Com o apoio dos EUA, os Russos retiram-se momentaneamente. Consequentemente, inicia a guerra civil, no decurso da qual a CIA – organização dos EUA – cria os Taliban, que são, logicamente, financiados pelos norte-americanos para vencer a guerra e evitando assim a implantação e expansão do socialismo.
Dada a morte de Brejnev, a URSS precisava de um novo líder urgentemente. Para o efeito, Mikail Gorbachov foi nomeado Secretário-Geral do PCUS, no ano de 1985 – era o novo líder da Rússia Soviética.
━━━━━━
• Enunciado das tarefas:
a - Segundo o texto de estudo, em que ano foi Mikail Gorbachov nomeado Secretário-Geral do PCUS?
b - Prossiga o texto sobre a URSS e o Afeganistão a partir do ponto em que termina.
━━━━━━
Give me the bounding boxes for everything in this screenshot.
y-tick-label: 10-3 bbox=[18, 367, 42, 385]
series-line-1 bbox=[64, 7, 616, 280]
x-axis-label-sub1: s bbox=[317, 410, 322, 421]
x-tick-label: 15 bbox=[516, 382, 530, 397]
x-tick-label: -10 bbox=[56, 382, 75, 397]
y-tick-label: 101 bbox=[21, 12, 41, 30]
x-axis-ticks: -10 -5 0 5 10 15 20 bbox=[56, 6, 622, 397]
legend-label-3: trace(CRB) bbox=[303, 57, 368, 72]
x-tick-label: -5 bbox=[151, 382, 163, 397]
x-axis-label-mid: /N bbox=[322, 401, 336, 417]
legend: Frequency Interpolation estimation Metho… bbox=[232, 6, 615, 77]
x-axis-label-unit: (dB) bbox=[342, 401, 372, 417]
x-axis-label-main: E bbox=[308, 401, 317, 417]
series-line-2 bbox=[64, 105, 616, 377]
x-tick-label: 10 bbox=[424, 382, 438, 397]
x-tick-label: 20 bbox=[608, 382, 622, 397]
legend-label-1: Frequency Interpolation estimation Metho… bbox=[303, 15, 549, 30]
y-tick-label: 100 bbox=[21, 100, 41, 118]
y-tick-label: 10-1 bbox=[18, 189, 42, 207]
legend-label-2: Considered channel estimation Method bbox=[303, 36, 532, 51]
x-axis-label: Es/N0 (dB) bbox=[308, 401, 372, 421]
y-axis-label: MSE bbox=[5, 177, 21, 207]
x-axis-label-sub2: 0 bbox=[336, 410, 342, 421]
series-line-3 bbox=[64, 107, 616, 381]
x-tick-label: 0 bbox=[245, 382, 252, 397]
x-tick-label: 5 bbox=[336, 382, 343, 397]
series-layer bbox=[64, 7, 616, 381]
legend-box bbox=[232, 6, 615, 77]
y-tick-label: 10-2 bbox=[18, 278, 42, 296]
━━━━━━
• Respostas:
a - Em 1985.

b -
Rapidamente, Gorbachov avalia duas verdades inegáveis. A primeira, dizia respeito à deteriorização do sistema económico durante a era Brejnev. Tinha, na visão de Gorbachov, colocado em causa a capacidade de exerxer poder e influência no mundo, proporcional à enorme dimensão e população do território soviético. Para mais, com o défice interno a aumentar exponencial e consecutivamente a um ritmo nunca antes observado, desde o Czarismo, estava bastante iminente a falência da União Soviética. A segunda verdade indubitável, era relativamente à questão da superioridade tecnológica entre os dois blocos – capitalista e socialista. Dado que os EUA detinham já o título de superpotência tecnológica, a possibilidade de os norte-americanos triunfarem na corrida bilateral ao armamento, ou seja, quer armamento nuclear, quer armamento convencional, era demasiado elevada. A referida corrida ao armamento fora renovada após um breve período de détente, durante a década de 1970.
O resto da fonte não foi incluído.